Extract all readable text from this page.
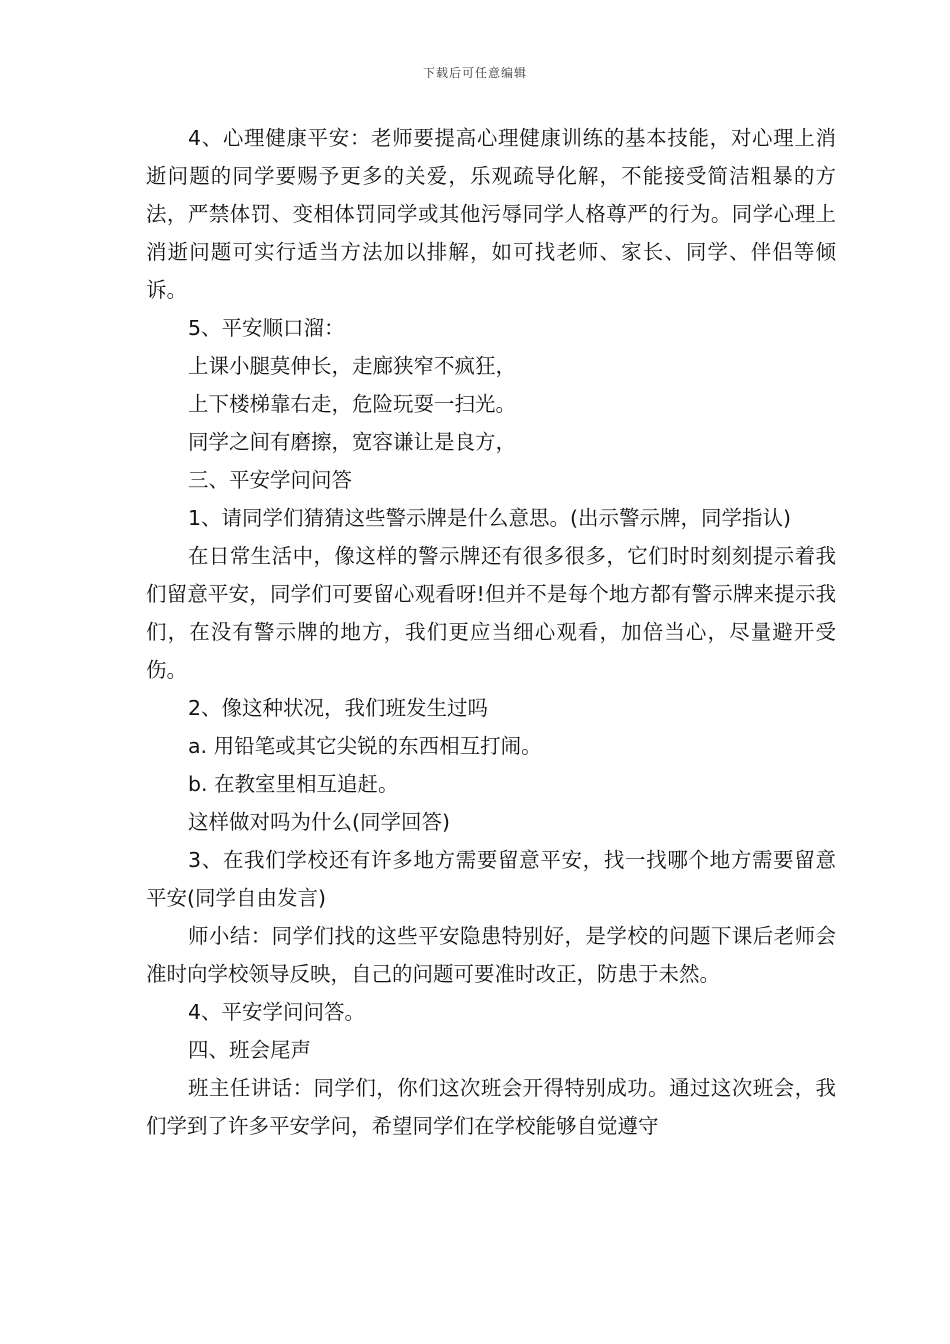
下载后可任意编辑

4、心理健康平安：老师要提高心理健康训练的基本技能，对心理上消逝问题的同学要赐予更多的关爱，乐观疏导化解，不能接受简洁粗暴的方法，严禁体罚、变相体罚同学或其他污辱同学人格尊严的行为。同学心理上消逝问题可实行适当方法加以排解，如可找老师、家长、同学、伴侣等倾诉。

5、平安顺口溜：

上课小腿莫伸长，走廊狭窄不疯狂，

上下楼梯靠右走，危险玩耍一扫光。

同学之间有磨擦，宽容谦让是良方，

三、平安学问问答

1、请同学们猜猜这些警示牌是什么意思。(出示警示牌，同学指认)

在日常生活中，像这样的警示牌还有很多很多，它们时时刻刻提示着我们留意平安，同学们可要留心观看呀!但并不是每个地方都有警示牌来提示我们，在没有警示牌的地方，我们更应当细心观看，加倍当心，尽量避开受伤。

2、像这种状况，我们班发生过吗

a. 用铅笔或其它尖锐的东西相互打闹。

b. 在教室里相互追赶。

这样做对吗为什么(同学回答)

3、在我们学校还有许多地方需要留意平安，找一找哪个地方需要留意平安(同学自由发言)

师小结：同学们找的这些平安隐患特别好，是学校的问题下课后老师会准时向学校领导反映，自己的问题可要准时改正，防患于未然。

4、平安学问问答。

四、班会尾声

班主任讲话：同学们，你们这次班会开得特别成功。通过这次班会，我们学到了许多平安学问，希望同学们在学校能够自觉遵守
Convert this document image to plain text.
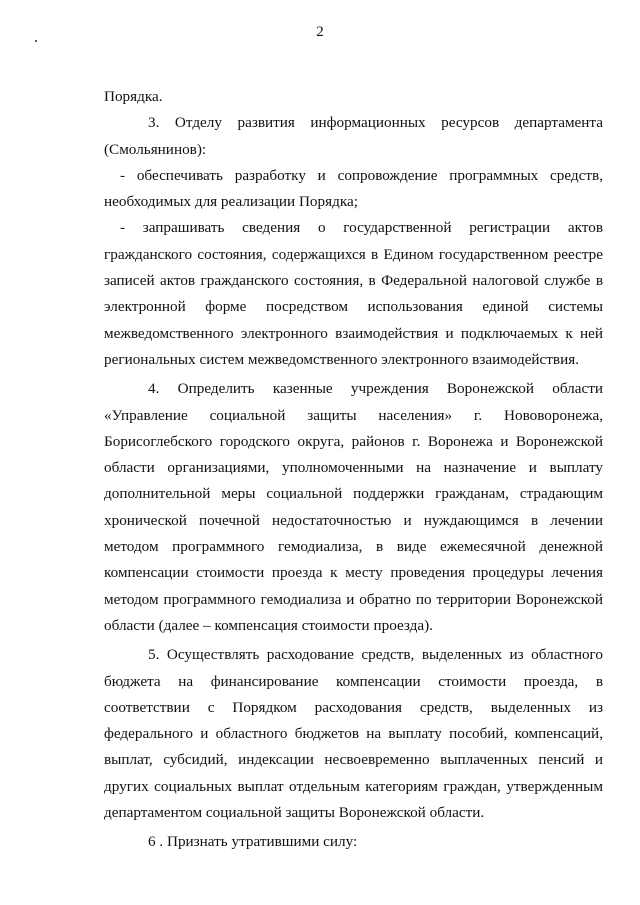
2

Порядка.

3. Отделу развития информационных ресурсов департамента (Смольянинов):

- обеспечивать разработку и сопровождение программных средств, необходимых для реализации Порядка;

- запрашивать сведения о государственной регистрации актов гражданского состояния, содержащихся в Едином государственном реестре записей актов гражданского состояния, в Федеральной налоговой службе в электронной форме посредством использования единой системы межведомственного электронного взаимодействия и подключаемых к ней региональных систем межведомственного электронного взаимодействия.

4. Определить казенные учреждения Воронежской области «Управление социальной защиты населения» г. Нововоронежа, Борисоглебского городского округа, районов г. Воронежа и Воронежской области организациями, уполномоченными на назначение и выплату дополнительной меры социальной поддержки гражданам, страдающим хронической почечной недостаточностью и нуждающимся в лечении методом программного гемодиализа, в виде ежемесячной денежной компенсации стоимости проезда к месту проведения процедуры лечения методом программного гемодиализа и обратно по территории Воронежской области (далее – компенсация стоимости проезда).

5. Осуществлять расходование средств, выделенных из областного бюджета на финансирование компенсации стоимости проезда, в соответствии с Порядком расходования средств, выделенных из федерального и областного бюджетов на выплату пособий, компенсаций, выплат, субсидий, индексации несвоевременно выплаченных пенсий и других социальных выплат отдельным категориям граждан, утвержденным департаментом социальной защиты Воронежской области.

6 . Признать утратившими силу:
----------------------------------------
### Request:
Copy out every line where the word "text" occurs.

### Output of the task:
Extract all readable text from this page.
Convert this document image to plain text.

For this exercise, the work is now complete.